Texto de leitura —

==============================

As profissionais negras de tecnologia e marketing ainda se sentem sozinhas nesse campo. “Ainda é muito solitário ocupar esse lugar” essa foi a segunda frase mais dita pelas minhas entrevistadas. Às vezes, ela foi dita com outras palavras, mas com o mesmo sentido.

Ser a única pessoa negra na maioria dos espaços - seja nas empresas, restaurantes ou em eventos - é um motivo de tristeza para elas. Mas também é uma razão para continuar e fazer o que está nas mãos delas para tentar mudar essa realidade.

Mulheres negras formam o maior grupo populacional no Brasil. São quase 60 milhões de pessoas, ou seja, 28% da população brasileira segundo o IBGE.

Esforço e responsabilidade das palestrantes negras

Dos cinco palestrantes negros do RD Summit 2019 entrevistados, foram quatro mulheres – Ana Minuto, Ana Rodrigues, Camilli Calixto e Nina Silva. Para essas mulheres negras, é gigantesco o esforço e responsabilidade de estar nessa posição de liderança em um evento como o RD Summit 2019, com 12 mil participantes.

Primeiro, porque elas sentem que, incessantemente, têm que provar a competência e tentar ser dez vezes melhor que um colega homem branco.

==============================

Informações extraídas —

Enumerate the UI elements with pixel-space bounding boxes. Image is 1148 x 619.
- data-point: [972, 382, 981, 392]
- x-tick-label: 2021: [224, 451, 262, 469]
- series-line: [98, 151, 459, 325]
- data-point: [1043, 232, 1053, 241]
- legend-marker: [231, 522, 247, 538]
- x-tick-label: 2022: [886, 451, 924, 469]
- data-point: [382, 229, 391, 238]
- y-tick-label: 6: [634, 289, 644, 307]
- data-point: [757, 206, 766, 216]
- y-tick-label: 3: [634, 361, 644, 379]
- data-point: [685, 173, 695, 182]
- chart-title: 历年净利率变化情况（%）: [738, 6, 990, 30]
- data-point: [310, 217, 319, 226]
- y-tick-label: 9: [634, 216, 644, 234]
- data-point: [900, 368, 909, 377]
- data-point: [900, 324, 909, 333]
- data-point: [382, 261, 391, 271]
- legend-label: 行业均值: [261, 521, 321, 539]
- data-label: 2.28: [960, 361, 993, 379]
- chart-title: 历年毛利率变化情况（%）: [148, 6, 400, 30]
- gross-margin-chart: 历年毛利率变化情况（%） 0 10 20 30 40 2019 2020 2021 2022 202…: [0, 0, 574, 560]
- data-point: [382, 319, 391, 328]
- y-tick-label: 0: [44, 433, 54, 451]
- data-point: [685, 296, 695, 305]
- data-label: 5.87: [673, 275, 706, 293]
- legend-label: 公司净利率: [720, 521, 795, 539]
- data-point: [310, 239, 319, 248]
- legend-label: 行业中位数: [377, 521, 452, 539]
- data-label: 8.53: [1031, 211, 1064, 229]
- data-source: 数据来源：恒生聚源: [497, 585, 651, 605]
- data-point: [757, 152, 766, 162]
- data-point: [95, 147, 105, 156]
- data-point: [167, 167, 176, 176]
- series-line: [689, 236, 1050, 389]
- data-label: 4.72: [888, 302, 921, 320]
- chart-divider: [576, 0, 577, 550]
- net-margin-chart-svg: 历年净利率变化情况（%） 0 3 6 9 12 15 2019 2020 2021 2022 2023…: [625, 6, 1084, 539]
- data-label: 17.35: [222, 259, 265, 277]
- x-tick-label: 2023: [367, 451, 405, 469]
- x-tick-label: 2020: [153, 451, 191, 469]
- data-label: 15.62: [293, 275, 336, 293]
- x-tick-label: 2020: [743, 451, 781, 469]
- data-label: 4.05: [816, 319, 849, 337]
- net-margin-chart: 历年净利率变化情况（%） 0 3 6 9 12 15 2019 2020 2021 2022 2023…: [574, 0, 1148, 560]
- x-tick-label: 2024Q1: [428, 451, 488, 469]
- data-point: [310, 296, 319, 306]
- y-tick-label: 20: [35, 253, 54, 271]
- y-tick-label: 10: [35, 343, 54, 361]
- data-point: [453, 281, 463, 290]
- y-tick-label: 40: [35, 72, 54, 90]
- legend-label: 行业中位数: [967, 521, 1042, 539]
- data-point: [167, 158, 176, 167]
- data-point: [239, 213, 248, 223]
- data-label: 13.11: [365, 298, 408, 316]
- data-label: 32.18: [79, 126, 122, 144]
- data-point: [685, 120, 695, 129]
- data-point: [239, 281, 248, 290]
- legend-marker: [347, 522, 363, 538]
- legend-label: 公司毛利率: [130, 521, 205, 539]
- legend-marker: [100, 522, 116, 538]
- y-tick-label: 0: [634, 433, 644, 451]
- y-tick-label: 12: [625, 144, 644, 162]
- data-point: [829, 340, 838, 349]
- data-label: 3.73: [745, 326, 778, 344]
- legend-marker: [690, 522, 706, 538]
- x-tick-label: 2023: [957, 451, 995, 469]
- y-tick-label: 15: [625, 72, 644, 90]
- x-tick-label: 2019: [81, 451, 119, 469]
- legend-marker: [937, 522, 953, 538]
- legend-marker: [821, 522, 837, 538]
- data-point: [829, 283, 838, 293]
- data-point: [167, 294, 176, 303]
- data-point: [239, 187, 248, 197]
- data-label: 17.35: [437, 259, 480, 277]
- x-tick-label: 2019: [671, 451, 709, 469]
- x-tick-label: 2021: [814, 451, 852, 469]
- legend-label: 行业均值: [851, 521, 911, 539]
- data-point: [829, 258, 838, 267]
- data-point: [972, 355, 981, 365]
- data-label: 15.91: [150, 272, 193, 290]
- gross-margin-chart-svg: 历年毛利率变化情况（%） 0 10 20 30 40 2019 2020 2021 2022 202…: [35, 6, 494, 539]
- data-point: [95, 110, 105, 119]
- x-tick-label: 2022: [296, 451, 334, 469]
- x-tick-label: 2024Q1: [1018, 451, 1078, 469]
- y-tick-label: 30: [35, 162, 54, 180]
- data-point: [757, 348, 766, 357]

==============================

De acordo com o texto sobre profissionais negras de tecnologia e marketing, explique em uma a três frases por que as palestrantes negras do RD Summit 2019 consideram gigantesco o esforço de ocupar uma posição de liderança no evento. Baseie-se somente no texto para responder.

Resolução da tarefa —
Porque elas sentem que precisam, incessantemente, provar sua competência e tentar ser dez vezes melhores que um colega homem branco. O texto apresenta esse como o primeiro motivo.